Data entries
>> begin
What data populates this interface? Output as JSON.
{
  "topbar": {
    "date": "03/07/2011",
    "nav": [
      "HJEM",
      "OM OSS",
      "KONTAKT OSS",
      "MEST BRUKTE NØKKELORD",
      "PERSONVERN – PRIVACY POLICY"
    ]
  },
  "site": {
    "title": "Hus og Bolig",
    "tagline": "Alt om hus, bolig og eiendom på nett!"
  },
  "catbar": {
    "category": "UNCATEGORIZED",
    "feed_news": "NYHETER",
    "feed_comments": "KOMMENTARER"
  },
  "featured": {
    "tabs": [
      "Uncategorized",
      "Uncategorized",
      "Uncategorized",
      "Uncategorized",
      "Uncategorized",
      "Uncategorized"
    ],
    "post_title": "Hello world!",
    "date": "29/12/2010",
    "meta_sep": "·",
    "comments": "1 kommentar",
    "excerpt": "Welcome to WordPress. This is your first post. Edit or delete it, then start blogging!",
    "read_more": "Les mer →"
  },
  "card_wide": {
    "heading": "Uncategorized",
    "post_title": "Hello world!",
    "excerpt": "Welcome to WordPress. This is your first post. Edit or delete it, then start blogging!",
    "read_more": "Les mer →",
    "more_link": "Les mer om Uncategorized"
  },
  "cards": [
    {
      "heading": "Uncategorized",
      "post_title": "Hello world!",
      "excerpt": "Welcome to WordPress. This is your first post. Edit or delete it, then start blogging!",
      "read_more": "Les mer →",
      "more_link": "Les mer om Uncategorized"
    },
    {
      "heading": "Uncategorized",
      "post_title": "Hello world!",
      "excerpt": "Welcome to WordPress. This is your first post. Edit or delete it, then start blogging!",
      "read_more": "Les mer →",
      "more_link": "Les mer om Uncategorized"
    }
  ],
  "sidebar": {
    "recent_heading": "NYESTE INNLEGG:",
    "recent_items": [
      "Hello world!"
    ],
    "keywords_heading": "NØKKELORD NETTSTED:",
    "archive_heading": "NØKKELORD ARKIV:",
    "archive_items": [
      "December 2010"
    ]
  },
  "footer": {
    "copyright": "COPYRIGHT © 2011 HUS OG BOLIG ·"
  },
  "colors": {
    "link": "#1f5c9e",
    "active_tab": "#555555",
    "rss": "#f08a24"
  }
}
>> end
> _What is asked_
Using the data above, output each line exactly.

> _Finished task_
What data populates this interface? Output as JSON.
{
  "topbar": {
    "date": "03/07/2011",
    "nav": [
      "HJEM",
      "OM OSS",
      "KONTAKT OSS",
      "MEST BRUKTE NØKKELORD",
      "PERSONVERN – PRIVACY POLICY"
    ]
  },
  "site": {
    "title": "Hus og Bolig",
    "tagline": "Alt om hus, bolig og eiendom på nett!"
  },
  "catbar": {
    "category": "UNCATEGORIZED",
    "feed_news": "NYHETER",
    "feed_comments": "KOMMENTARER"
  },
  "featured": {
    "tabs": [
      "Uncategorized",
      "Uncategorized",
      "Uncategorized",
      "Uncategorized",
      "Uncategorized",
      "Uncategorized"
    ],
    "post_title": "Hello world!",
    "date": "29/12/2010",
    "meta_sep": "·",
    "comments": "1 kommentar",
    "excerpt": "Welcome to WordPress. This is your first post. Edit or delete it, then start blogging!",
    "read_more": "Les mer →"
  },
  "card_wide": {
    "heading": "Uncategorized",
    "post_title": "Hello world!",
    "excerpt": "Welcome to WordPress. This is your first post. Edit or delete it, then start blogging!",
    "read_more": "Les mer →",
    "more_link": "Les mer om Uncategorized"
  },
  "cards": [
    {
      "heading": "Uncategorized",
      "post_title": "Hello world!",
      "excerpt": "Welcome to WordPress. This is your first post. Edit or delete it, then start blogging!",
      "read_more": "Les mer →",
      "more_link": "Les mer om Uncategorized"
    },
    {
      "heading": "Uncategorized",
      "post_title": "Hello world!",
      "excerpt": "Welcome to WordPress. This is your first post. Edit or delete it, then start blogging!",
      "read_more": "Les mer →",
      "more_link": "Les mer om Uncategorized"
    }
  ],
  "sidebar": {
    "recent_heading": "NYESTE INNLEGG:",
    "recent_items": [
      "Hello world!"
    ],
    "keywords_heading": "NØKKELORD NETTSTED:",
    "archive_heading": "NØKKELORD ARKIV:",
    "archive_items": [
      "December 2010"
    ]
  },
  "footer": {
    "copyright": "COPYRIGHT © 2011 HUS OG BOLIG ·"
  },
  "colors": {
    "link": "#1f5c9e",
    "active_tab": "#555555",
    "rss": "#f08a24"
  }
}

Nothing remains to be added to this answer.